**GOAL**
Find the lines holding the word "Magnitude" and collect them.

* Begin DATA SHOWN *

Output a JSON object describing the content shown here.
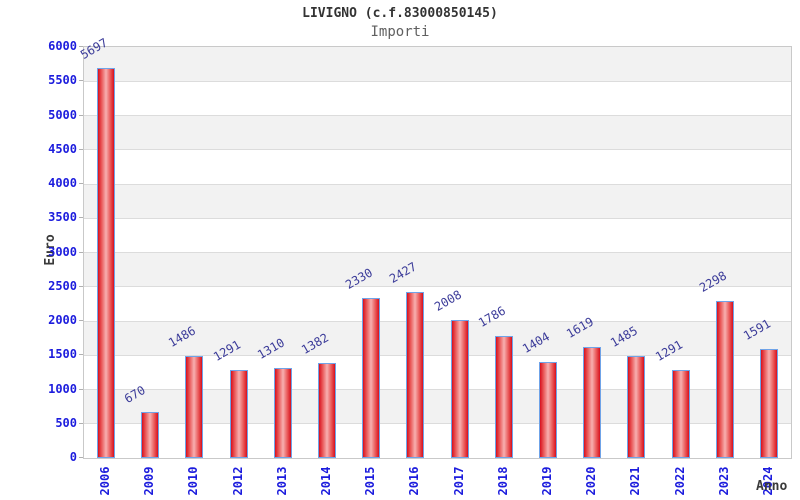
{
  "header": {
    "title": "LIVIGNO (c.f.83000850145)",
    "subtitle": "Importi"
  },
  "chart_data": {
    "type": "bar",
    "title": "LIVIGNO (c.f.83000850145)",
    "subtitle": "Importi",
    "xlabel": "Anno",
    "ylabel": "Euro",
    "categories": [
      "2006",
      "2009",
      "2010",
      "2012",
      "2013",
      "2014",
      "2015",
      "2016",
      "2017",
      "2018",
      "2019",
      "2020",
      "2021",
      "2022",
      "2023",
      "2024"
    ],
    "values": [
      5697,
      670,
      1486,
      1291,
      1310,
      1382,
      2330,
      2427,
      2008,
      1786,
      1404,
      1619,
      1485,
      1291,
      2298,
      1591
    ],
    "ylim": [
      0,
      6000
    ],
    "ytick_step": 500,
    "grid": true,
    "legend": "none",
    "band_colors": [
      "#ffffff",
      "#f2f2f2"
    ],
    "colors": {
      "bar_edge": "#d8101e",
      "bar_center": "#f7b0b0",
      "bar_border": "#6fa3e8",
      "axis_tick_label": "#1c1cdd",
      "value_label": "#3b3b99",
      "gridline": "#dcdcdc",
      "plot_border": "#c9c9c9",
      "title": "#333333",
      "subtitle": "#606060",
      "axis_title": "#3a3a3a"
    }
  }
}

* End DATA SHOWN *
* Begin DATA SHOWN *

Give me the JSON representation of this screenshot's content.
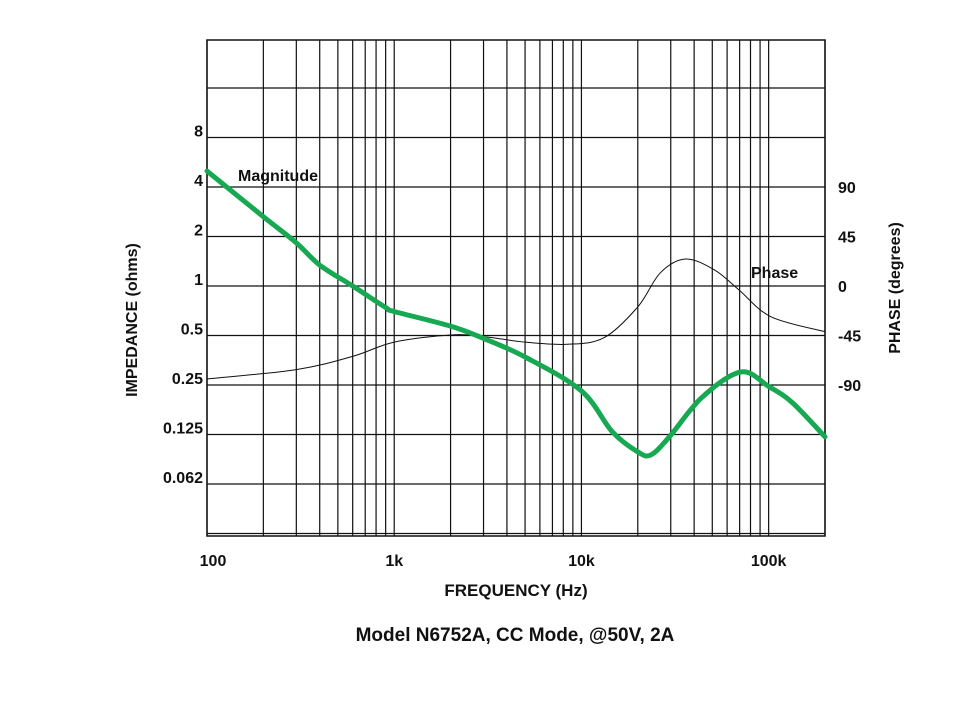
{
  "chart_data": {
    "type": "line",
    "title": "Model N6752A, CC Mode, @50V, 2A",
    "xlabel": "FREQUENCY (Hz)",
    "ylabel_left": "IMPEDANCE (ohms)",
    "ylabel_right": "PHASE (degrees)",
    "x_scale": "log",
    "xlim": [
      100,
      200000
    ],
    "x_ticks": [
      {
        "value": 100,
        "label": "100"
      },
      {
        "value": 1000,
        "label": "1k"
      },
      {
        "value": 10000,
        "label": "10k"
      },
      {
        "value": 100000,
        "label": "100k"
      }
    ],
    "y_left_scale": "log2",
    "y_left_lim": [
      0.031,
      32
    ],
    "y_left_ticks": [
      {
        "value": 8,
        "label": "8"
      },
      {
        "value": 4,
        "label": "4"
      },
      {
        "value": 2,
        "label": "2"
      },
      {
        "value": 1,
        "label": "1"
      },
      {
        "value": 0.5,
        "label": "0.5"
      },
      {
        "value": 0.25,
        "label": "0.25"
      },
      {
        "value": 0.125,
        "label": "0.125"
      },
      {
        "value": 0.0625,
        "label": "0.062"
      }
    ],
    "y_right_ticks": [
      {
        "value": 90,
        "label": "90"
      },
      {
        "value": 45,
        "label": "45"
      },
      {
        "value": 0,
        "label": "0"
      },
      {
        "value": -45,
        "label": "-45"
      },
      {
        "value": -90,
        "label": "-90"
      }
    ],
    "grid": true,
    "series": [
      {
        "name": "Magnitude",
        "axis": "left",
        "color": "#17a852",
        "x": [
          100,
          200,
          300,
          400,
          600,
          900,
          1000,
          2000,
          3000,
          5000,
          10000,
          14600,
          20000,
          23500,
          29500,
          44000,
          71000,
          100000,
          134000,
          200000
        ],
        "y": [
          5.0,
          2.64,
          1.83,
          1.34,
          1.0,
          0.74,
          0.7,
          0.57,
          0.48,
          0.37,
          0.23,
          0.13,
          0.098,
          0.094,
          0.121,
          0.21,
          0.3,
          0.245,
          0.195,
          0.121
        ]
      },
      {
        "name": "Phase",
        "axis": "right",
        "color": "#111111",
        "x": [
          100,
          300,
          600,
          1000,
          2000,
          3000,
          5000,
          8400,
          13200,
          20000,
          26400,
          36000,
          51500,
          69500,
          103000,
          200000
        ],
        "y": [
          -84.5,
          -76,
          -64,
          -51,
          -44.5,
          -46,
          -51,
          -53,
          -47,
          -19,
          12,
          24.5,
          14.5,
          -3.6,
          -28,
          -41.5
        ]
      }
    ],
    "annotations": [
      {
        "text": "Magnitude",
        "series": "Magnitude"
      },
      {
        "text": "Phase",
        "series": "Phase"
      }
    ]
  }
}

* End DATA SHOWN *

**SOLVED PROBLEM**
        "name": "Magnitude",
        "text": "Magnitude",
        "series": "Magnitude"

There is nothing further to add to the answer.